EXTRACTED INFORMATION start

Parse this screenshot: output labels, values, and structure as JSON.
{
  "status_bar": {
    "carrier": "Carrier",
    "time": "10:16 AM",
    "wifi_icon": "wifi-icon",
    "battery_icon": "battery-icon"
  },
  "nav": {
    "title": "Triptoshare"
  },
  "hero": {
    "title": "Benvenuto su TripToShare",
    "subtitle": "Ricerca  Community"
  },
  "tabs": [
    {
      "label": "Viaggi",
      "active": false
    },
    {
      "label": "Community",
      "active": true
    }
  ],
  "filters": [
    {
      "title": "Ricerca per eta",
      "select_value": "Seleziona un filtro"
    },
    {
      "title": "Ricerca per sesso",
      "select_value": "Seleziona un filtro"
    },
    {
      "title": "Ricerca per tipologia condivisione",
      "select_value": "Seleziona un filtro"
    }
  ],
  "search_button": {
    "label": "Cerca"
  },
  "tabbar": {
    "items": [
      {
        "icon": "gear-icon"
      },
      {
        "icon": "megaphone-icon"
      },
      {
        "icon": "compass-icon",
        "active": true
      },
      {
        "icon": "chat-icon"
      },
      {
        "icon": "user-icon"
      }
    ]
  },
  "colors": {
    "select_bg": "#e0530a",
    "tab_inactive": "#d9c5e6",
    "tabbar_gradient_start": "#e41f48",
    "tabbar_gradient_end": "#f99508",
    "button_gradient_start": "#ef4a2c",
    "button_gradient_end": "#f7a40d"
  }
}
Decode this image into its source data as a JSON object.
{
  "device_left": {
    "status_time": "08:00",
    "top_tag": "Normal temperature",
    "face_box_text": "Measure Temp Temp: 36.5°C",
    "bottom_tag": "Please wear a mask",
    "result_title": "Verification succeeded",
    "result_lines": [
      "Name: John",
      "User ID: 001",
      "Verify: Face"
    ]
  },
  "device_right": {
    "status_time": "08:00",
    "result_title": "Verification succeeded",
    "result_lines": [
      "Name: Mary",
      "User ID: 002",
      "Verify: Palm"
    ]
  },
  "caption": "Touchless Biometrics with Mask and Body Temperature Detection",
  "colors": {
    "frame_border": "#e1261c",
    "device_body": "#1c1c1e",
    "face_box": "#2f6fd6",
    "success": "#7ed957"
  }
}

EXTRACTED INFORMATION end

**WHAT TO DO:**
Print the listing above in its entirety, with every line exact.

**RESPONSE:**
Parse this screenshot: output labels, values, and structure as JSON.
{
  "status_bar": {
    "carrier": "Carrier",
    "time": "10:16 AM",
    "wifi_icon": "wifi-icon",
    "battery_icon": "battery-icon"
  },
  "nav": {
    "title": "Triptoshare"
  },
  "hero": {
    "title": "Benvenuto su TripToShare",
    "subtitle": "Ricerca  Community"
  },
  "tabs": [
    {
      "label": "Viaggi",
      "active": false
    },
    {
      "label": "Community",
      "active": true
    }
  ],
  "filters": [
    {
      "title": "Ricerca per eta",
      "select_value": "Seleziona un filtro"
    },
    {
      "title": "Ricerca per sesso",
      "select_value": "Seleziona un filtro"
    },
    {
      "title": "Ricerca per tipologia condivisione",
      "select_value": "Seleziona un filtro"
    }
  ],
  "search_button": {
    "label": "Cerca"
  },
  "tabbar": {
    "items": [
      {
        "icon": "gear-icon"
      },
      {
        "icon": "megaphone-icon"
      },
      {
        "icon": "compass-icon",
        "active": true
      },
      {
        "icon": "chat-icon"
      },
      {
        "icon": "user-icon"
      }
    ]
  },
  "colors": {
    "select_bg": "#e0530a",
    "tab_inactive": "#d9c5e6",
    "tabbar_gradient_start": "#e41f48",
    "tabbar_gradient_end": "#f99508",
    "button_gradient_start": "#ef4a2c",
    "button_gradient_end": "#f7a40d"
  }
}
Decode this image into its source data as a JSON object.
{
  "device_left": {
    "status_time": "08:00",
    "top_tag": "Normal temperature",
    "face_box_text": "Measure Temp Temp: 36.5°C",
    "bottom_tag": "Please wear a mask",
    "result_title": "Verification succeeded",
    "result_lines": [
      "Name: John",
      "User ID: 001",
      "Verify: Face"
    ]
  },
  "device_right": {
    "status_time": "08:00",
    "result_title": "Verification succeeded",
    "result_lines": [
      "Name: Mary",
      "User ID: 002",
      "Verify: Palm"
    ]
  },
  "caption": "Touchless Biometrics with Mask and Body Temperature Detection",
  "colors": {
    "frame_border": "#e1261c",
    "device_body": "#1c1c1e",
    "face_box": "#2f6fd6",
    "success": "#7ed957"
  }
}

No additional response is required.